* START *
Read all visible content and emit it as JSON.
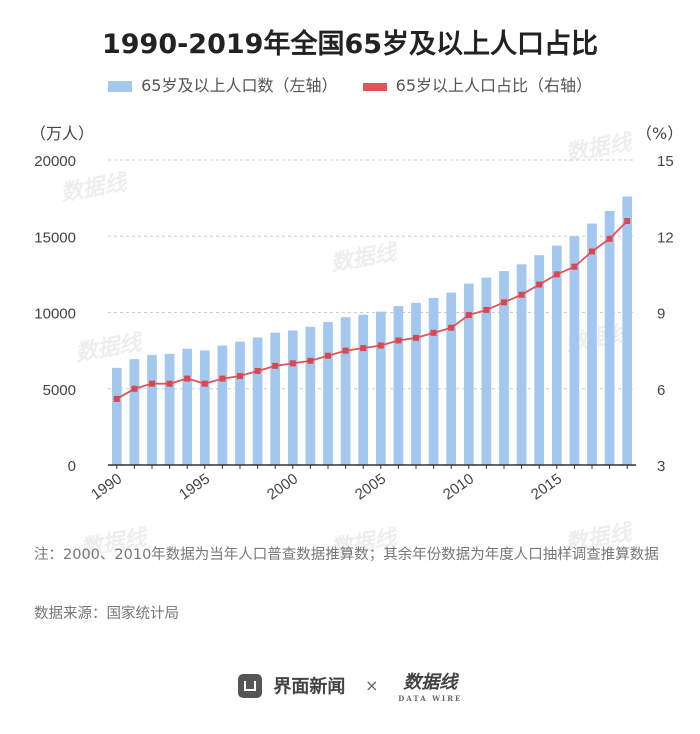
{
  "title": "1990-2019年全国65岁及以上人口占比",
  "legend": {
    "bar_label": "65岁及以上人口数（左轴）",
    "line_label": "65岁以上人口占比（右轴）"
  },
  "note": "注：2000、2010年数据为当年人口普查数据推算数；其余年份数据为年度人口抽样调查推算数据",
  "source": "数据来源：国家统计局",
  "footer": {
    "brand_left": "界面新闻",
    "times": "×",
    "brand_right": "数据线",
    "brand_right_sub": "DATA WIRE"
  },
  "watermark_text": "数据线",
  "colors": {
    "bar": "#a3c7ee",
    "line": "#e0555a",
    "marker": "#d8484d",
    "grid": "#cccccc"
  },
  "chart_data": {
    "type": "bar",
    "x": [
      1990,
      1991,
      1992,
      1993,
      1994,
      1995,
      1996,
      1997,
      1998,
      1999,
      2000,
      2001,
      2002,
      2003,
      2004,
      2005,
      2006,
      2007,
      2008,
      2009,
      2010,
      2011,
      2012,
      2013,
      2014,
      2015,
      2016,
      2017,
      2018,
      2019
    ],
    "xticks": [
      "1990",
      "1995",
      "2000",
      "2005",
      "2010",
      "2015"
    ],
    "series": [
      {
        "name": "65岁及以上人口数（左轴）",
        "type": "bar",
        "axis": "left",
        "values": [
          6368,
          6938,
          7218,
          7289,
          7622,
          7510,
          7833,
          8085,
          8359,
          8679,
          8821,
          9062,
          9377,
          9692,
          9857,
          10055,
          10419,
          10636,
          10956,
          11307,
          11894,
          12288,
          12714,
          13161,
          13755,
          14386,
          15003,
          15831,
          16658,
          17603
        ]
      },
      {
        "name": "65岁以上人口占比（右轴）",
        "type": "line",
        "axis": "right",
        "values": [
          5.6,
          6.0,
          6.2,
          6.2,
          6.4,
          6.2,
          6.4,
          6.5,
          6.7,
          6.9,
          7.0,
          7.1,
          7.3,
          7.5,
          7.6,
          7.7,
          7.9,
          8.0,
          8.2,
          8.4,
          8.9,
          9.1,
          9.4,
          9.7,
          10.1,
          10.5,
          10.8,
          11.4,
          11.9,
          12.6
        ]
      }
    ],
    "y_left": {
      "label": "（万人）",
      "ylim": [
        0,
        20000
      ],
      "ticks": [
        "0",
        "5000",
        "10000",
        "15000",
        "20000"
      ]
    },
    "y_right": {
      "label": "（%）",
      "ylim": [
        3,
        15
      ],
      "ticks": [
        "3",
        "6",
        "9",
        "12",
        "15"
      ]
    },
    "grid": true,
    "legend_position": "top"
  }
}
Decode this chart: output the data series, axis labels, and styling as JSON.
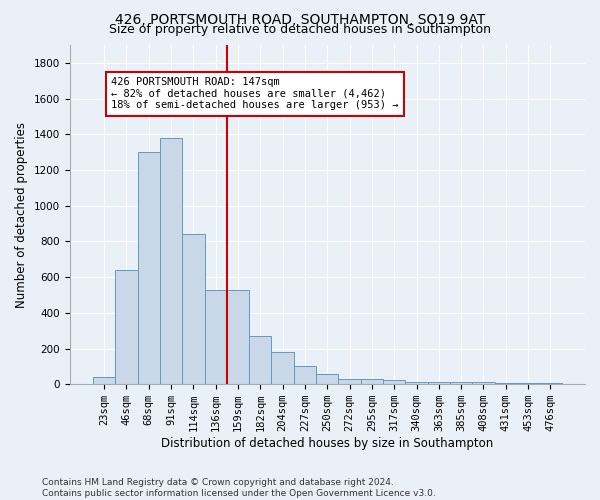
{
  "title1": "426, PORTSMOUTH ROAD, SOUTHAMPTON, SO19 9AT",
  "title2": "Size of property relative to detached houses in Southampton",
  "xlabel": "Distribution of detached houses by size in Southampton",
  "ylabel": "Number of detached properties",
  "footer1": "Contains HM Land Registry data © Crown copyright and database right 2024.",
  "footer2": "Contains public sector information licensed under the Open Government Licence v3.0.",
  "categories": [
    "23sqm",
    "46sqm",
    "68sqm",
    "91sqm",
    "114sqm",
    "136sqm",
    "159sqm",
    "182sqm",
    "204sqm",
    "227sqm",
    "250sqm",
    "272sqm",
    "295sqm",
    "317sqm",
    "340sqm",
    "363sqm",
    "385sqm",
    "408sqm",
    "431sqm",
    "453sqm",
    "476sqm"
  ],
  "values": [
    40,
    640,
    1300,
    1380,
    840,
    530,
    530,
    270,
    180,
    100,
    60,
    30,
    30,
    25,
    15,
    12,
    10,
    10,
    5,
    5,
    5
  ],
  "bar_color": "#c8d8e8",
  "bar_edge_color": "#6699bb",
  "vline_color": "#cc0000",
  "annotation_line1": "426 PORTSMOUTH ROAD: 147sqm",
  "annotation_line2": "← 82% of detached houses are smaller (4,462)",
  "annotation_line3": "18% of semi-detached houses are larger (953) →",
  "annotation_box_color": "#ffffff",
  "annotation_box_edge": "#cc0000",
  "ylim": [
    0,
    1900
  ],
  "yticks": [
    0,
    200,
    400,
    600,
    800,
    1000,
    1200,
    1400,
    1600,
    1800
  ],
  "bg_color": "#eaf0f8",
  "plot_bg_color": "#eaf0f8",
  "grid_color": "#ffffff",
  "title1_fontsize": 10,
  "title2_fontsize": 9,
  "xlabel_fontsize": 8.5,
  "ylabel_fontsize": 8.5,
  "tick_fontsize": 7.5,
  "annot_fontsize": 7.5
}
* END *
● **What you are asked to do**:
How many of the lines above hold the word "ROAD"? Give only that number.

● **Result below**:
2